**WHAT THE TASK REQUIRES:** Produce an exact copy of all the records.

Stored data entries
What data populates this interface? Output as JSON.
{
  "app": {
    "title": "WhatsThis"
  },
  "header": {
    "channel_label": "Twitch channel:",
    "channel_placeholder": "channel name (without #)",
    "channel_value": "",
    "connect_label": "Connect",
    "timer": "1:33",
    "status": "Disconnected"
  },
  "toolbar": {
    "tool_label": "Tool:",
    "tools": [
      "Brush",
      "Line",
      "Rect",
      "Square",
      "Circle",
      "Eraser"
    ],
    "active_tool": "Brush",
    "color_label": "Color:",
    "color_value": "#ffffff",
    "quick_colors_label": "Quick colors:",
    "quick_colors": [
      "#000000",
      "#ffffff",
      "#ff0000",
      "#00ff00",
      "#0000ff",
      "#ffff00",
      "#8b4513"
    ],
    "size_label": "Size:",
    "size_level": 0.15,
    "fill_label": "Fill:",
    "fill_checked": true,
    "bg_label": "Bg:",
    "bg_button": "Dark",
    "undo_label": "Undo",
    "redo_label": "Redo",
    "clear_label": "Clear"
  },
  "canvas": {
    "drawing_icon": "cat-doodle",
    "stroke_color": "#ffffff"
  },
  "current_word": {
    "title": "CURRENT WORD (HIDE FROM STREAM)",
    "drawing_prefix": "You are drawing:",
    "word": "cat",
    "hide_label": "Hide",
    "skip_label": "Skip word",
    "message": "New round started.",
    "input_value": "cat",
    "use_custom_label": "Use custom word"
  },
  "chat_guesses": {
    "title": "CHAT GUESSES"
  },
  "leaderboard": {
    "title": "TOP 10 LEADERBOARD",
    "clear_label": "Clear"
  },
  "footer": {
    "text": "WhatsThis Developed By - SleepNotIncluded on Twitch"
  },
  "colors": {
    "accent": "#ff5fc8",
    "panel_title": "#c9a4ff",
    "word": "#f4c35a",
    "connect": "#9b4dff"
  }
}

**FULL SOLUTION:**
What data populates this interface? Output as JSON.
{
  "app": {
    "title": "WhatsThis"
  },
  "header": {
    "channel_label": "Twitch channel:",
    "channel_placeholder": "channel name (without #)",
    "channel_value": "",
    "connect_label": "Connect",
    "timer": "1:33",
    "status": "Disconnected"
  },
  "toolbar": {
    "tool_label": "Tool:",
    "tools": [
      "Brush",
      "Line",
      "Rect",
      "Square",
      "Circle",
      "Eraser"
    ],
    "active_tool": "Brush",
    "color_label": "Color:",
    "color_value": "#ffffff",
    "quick_colors_label": "Quick colors:",
    "quick_colors": [
      "#000000",
      "#ffffff",
      "#ff0000",
      "#00ff00",
      "#0000ff",
      "#ffff00",
      "#8b4513"
    ],
    "size_label": "Size:",
    "size_level": 0.15,
    "fill_label": "Fill:",
    "fill_checked": true,
    "bg_label": "Bg:",
    "bg_button": "Dark",
    "undo_label": "Undo",
    "redo_label": "Redo",
    "clear_label": "Clear"
  },
  "canvas": {
    "drawing_icon": "cat-doodle",
    "stroke_color": "#ffffff"
  },
  "current_word": {
    "title": "CURRENT WORD (HIDE FROM STREAM)",
    "drawing_prefix": "You are drawing:",
    "word": "cat",
    "hide_label": "Hide",
    "skip_label": "Skip word",
    "message": "New round started.",
    "input_value": "cat",
    "use_custom_label": "Use custom word"
  },
  "chat_guesses": {
    "title": "CHAT GUESSES"
  },
  "leaderboard": {
    "title": "TOP 10 LEADERBOARD",
    "clear_label": "Clear"
  },
  "footer": {
    "text": "WhatsThis Developed By - SleepNotIncluded on Twitch"
  },
  "colors": {
    "accent": "#ff5fc8",
    "panel_title": "#c9a4ff",
    "word": "#f4c35a",
    "connect": "#9b4dff"
  }
}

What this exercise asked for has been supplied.